*** Begin section ***
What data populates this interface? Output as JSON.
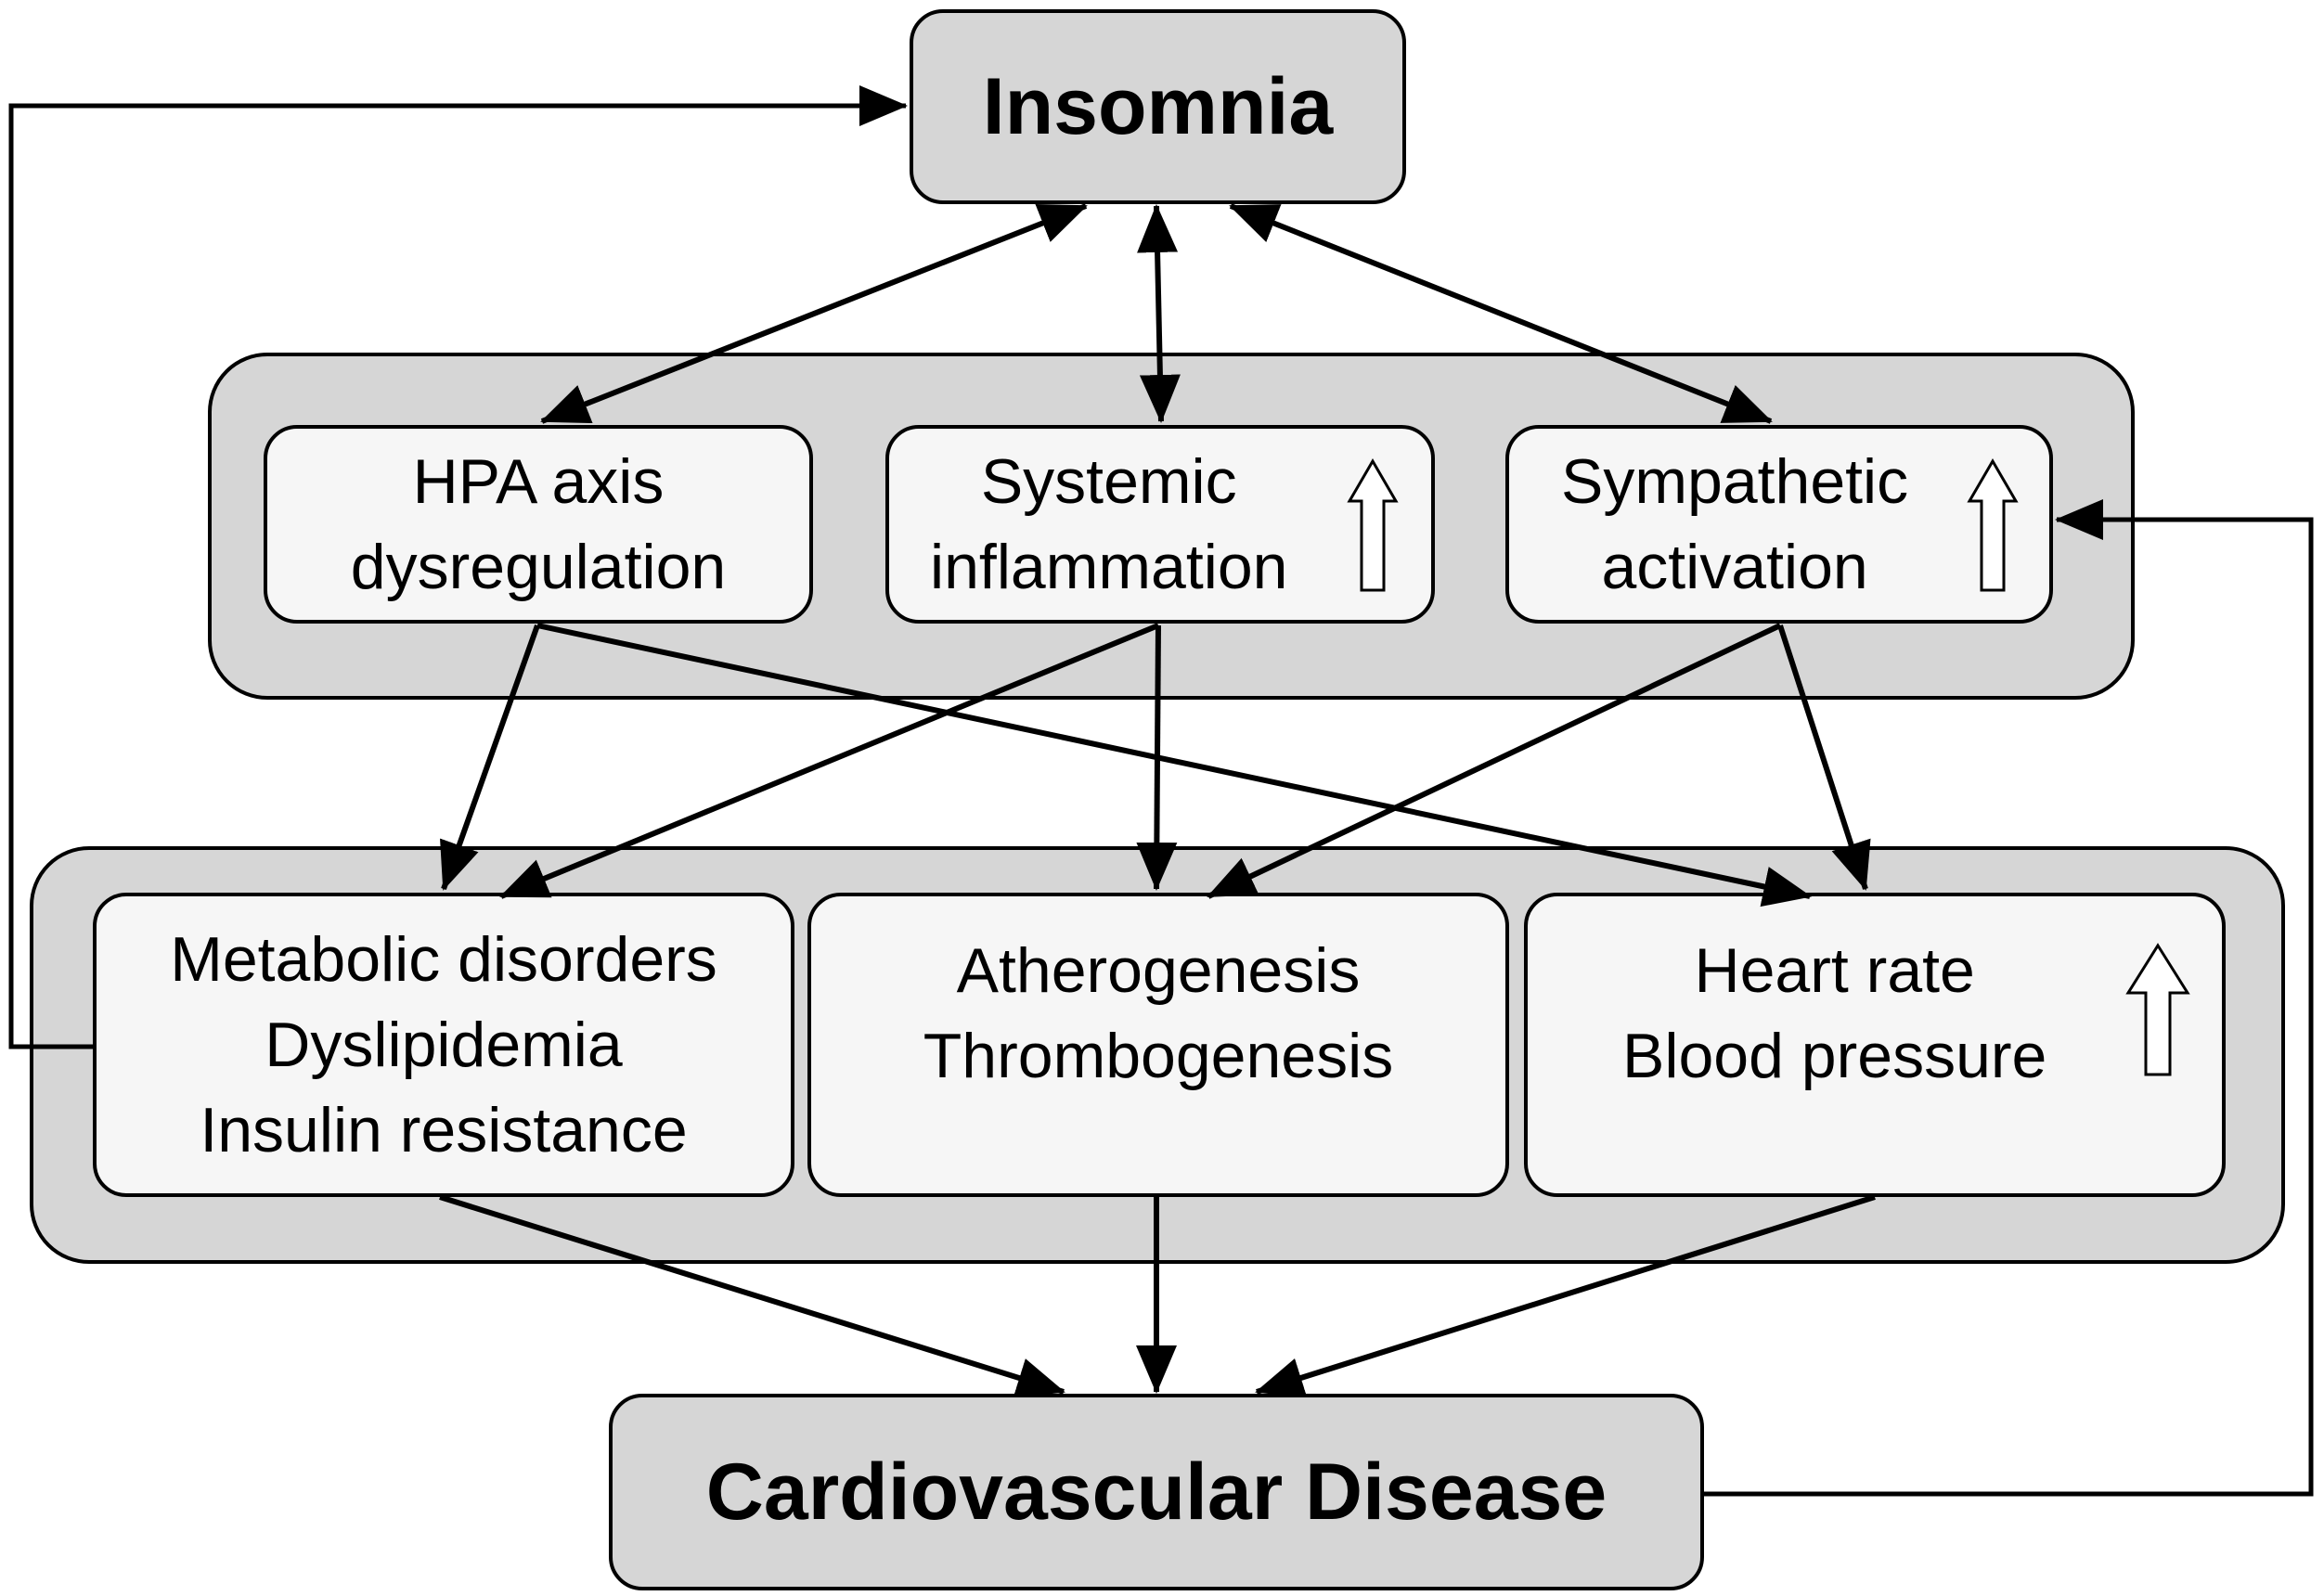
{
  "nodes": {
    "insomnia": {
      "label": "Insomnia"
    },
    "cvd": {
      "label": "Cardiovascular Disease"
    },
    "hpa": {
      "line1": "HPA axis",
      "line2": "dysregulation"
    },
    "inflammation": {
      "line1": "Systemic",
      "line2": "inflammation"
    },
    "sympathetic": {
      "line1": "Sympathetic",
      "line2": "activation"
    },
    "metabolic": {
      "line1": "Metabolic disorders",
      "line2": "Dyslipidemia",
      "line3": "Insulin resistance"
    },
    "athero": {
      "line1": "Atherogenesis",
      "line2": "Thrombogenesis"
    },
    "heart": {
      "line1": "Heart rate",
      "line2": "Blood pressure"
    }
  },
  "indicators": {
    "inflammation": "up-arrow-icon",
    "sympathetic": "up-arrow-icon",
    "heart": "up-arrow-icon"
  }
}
*** End section ***
EXERCISE GOAL
Leaving the pictures out, transcribe the entries above exactly as written.

ANSWER SPACE
What data populates this interface? Output as JSON.
{
  "nodes": {
    "insomnia": {
      "label": "Insomnia"
    },
    "cvd": {
      "label": "Cardiovascular Disease"
    },
    "hpa": {
      "line1": "HPA axis",
      "line2": "dysregulation"
    },
    "inflammation": {
      "line1": "Systemic",
      "line2": "inflammation"
    },
    "sympathetic": {
      "line1": "Sympathetic",
      "line2": "activation"
    },
    "metabolic": {
      "line1": "Metabolic disorders",
      "line2": "Dyslipidemia",
      "line3": "Insulin resistance"
    },
    "athero": {
      "line1": "Atherogenesis",
      "line2": "Thrombogenesis"
    },
    "heart": {
      "line1": "Heart rate",
      "line2": "Blood pressure"
    }
  },
  "indicators": {
    "inflammation": "up-arrow-icon",
    "sympathetic": "up-arrow-icon",
    "heart": "up-arrow-icon"
  }
}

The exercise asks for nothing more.